■ Stored records:

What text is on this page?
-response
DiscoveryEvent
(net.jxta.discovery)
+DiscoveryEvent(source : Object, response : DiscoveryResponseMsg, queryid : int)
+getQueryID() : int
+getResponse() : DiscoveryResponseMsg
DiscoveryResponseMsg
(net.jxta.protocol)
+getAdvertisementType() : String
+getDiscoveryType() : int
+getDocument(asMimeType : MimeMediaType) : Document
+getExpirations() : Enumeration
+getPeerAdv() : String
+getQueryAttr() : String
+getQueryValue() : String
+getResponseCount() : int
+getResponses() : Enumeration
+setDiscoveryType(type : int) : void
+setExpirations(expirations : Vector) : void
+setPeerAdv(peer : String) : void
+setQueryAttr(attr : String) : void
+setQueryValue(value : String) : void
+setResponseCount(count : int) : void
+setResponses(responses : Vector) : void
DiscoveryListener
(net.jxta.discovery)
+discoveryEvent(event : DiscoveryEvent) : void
* * *
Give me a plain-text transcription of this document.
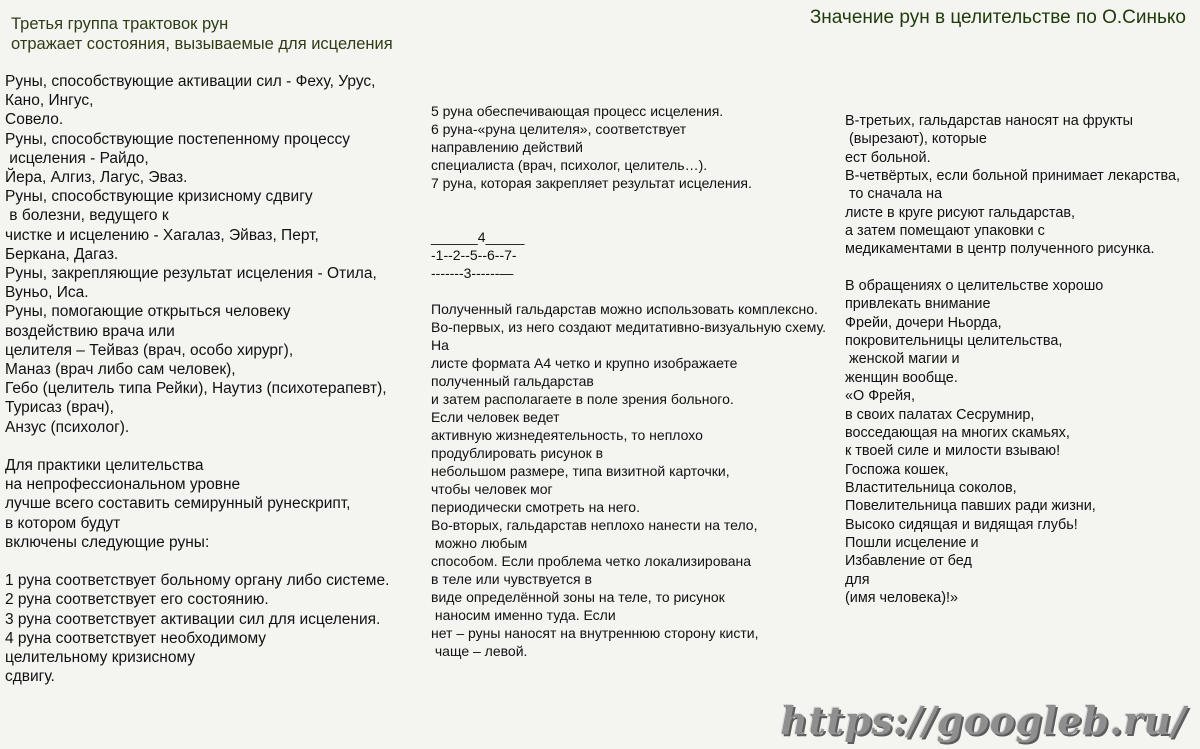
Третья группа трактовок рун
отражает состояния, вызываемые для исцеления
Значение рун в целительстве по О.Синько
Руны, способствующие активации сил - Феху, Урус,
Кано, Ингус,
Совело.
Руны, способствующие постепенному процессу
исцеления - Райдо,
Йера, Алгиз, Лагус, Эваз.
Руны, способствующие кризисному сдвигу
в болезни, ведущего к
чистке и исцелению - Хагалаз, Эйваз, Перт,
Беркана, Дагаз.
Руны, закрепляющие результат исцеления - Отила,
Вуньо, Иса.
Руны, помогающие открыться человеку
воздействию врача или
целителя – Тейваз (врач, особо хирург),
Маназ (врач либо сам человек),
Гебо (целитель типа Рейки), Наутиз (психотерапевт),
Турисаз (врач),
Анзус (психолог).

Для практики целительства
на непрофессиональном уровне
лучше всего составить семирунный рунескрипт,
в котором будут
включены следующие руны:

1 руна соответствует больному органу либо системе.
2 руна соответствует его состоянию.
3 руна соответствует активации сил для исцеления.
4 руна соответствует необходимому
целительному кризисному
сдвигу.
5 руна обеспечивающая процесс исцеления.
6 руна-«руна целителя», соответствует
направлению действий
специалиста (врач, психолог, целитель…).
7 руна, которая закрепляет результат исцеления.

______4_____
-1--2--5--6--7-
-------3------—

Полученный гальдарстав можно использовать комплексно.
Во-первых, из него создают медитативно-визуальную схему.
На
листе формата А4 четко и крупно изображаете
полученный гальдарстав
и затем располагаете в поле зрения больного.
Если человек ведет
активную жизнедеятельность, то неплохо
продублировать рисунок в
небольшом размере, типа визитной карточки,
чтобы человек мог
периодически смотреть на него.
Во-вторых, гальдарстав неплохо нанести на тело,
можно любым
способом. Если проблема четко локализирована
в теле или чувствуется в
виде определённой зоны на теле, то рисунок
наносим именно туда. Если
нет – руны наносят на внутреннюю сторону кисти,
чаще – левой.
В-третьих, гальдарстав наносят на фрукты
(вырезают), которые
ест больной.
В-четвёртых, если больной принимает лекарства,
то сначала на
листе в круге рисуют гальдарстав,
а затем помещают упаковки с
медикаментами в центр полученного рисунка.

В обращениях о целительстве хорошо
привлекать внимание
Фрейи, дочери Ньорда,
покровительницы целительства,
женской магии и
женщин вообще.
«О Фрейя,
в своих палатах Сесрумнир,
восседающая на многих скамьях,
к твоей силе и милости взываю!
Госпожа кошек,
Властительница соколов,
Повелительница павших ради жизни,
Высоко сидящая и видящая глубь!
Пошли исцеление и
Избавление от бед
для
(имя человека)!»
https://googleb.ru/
--
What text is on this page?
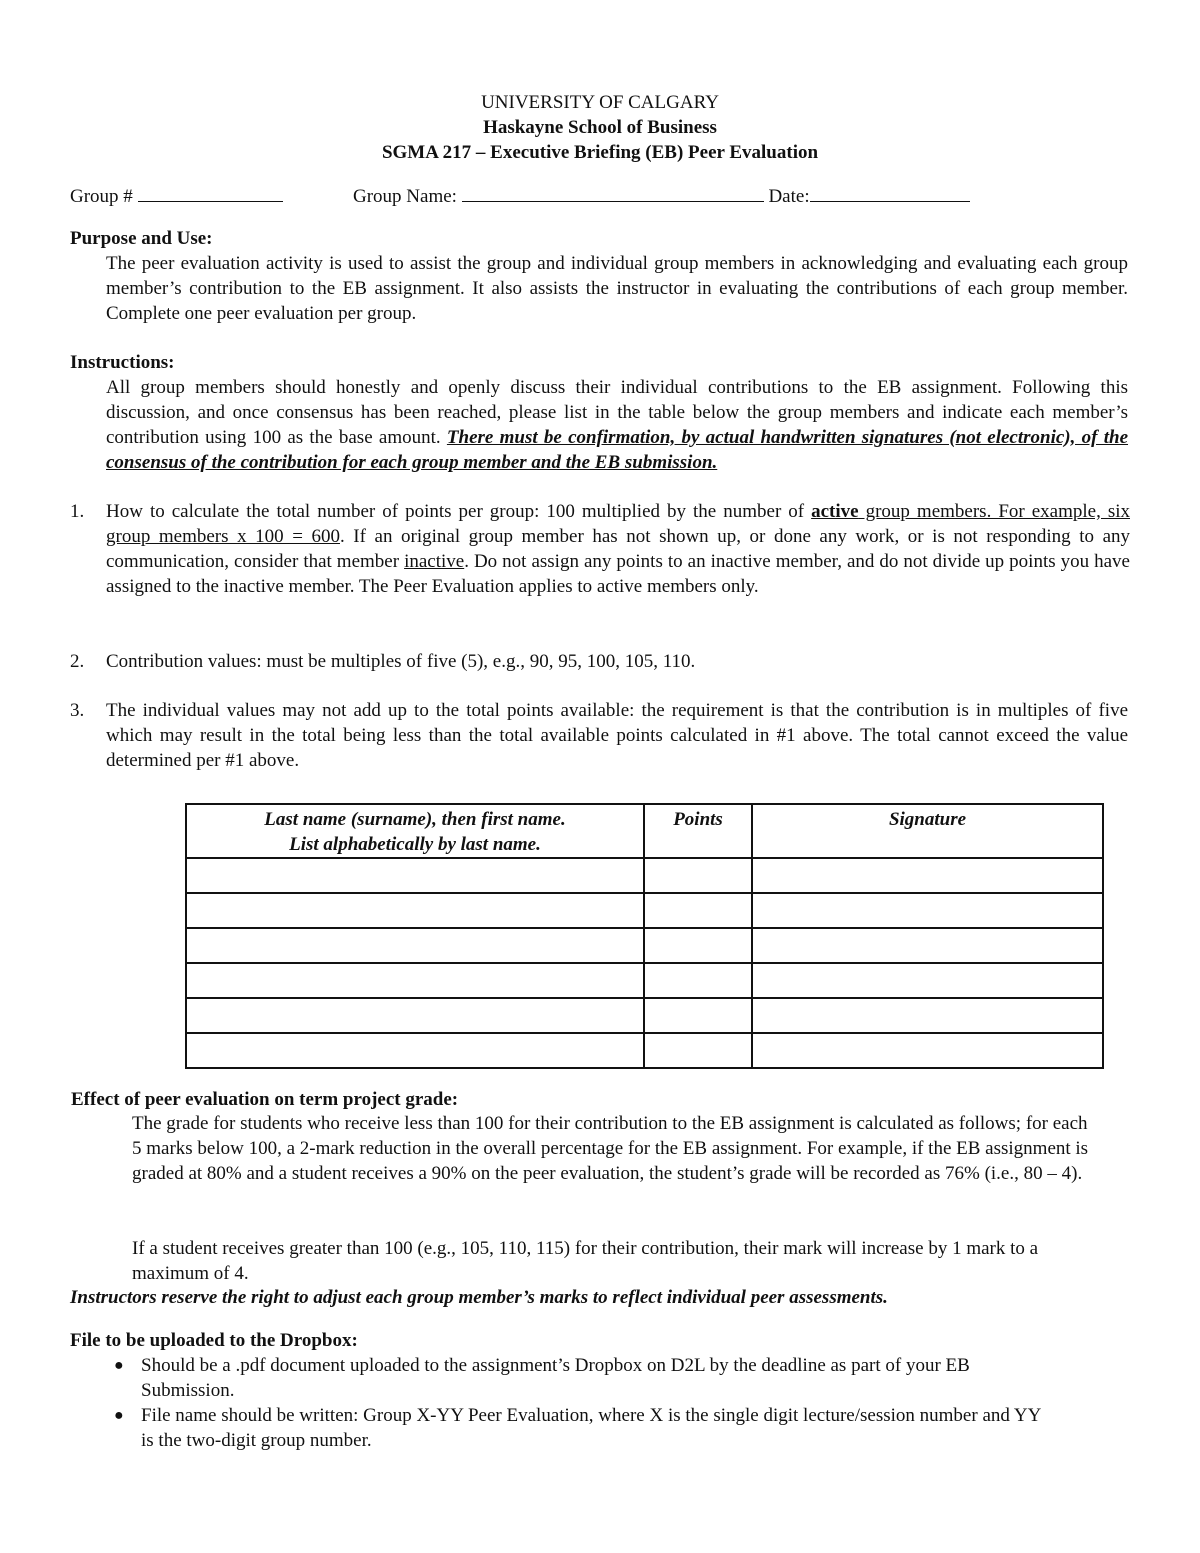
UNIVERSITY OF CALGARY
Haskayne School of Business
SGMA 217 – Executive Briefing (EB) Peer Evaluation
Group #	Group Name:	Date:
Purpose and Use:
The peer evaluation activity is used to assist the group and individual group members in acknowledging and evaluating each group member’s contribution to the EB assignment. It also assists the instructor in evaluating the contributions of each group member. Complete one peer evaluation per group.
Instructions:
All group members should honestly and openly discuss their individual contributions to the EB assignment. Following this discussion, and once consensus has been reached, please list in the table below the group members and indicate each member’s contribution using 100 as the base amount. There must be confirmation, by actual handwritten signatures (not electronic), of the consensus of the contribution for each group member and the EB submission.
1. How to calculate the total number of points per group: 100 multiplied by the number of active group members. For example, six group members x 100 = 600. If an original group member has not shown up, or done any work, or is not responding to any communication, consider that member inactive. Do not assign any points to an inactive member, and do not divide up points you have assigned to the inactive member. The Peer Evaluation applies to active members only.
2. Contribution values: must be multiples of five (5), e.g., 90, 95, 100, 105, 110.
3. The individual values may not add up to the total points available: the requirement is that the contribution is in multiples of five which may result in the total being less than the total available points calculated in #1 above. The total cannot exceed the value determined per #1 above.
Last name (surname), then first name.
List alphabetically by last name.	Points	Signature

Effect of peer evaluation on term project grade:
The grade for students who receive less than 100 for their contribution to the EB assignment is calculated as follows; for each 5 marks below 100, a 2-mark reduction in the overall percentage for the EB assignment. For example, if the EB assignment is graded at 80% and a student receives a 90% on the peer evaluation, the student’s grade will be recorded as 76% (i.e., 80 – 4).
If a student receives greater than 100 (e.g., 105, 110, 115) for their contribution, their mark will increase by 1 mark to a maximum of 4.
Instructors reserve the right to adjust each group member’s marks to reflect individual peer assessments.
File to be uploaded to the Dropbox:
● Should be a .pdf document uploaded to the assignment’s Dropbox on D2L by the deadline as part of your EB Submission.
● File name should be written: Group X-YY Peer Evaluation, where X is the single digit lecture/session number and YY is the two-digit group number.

■ Exercise instructions: Sift through the entries and copy every line with "можно".

■ Reply:
Полученный гальдарстав можно использовать комплексно.
можно любым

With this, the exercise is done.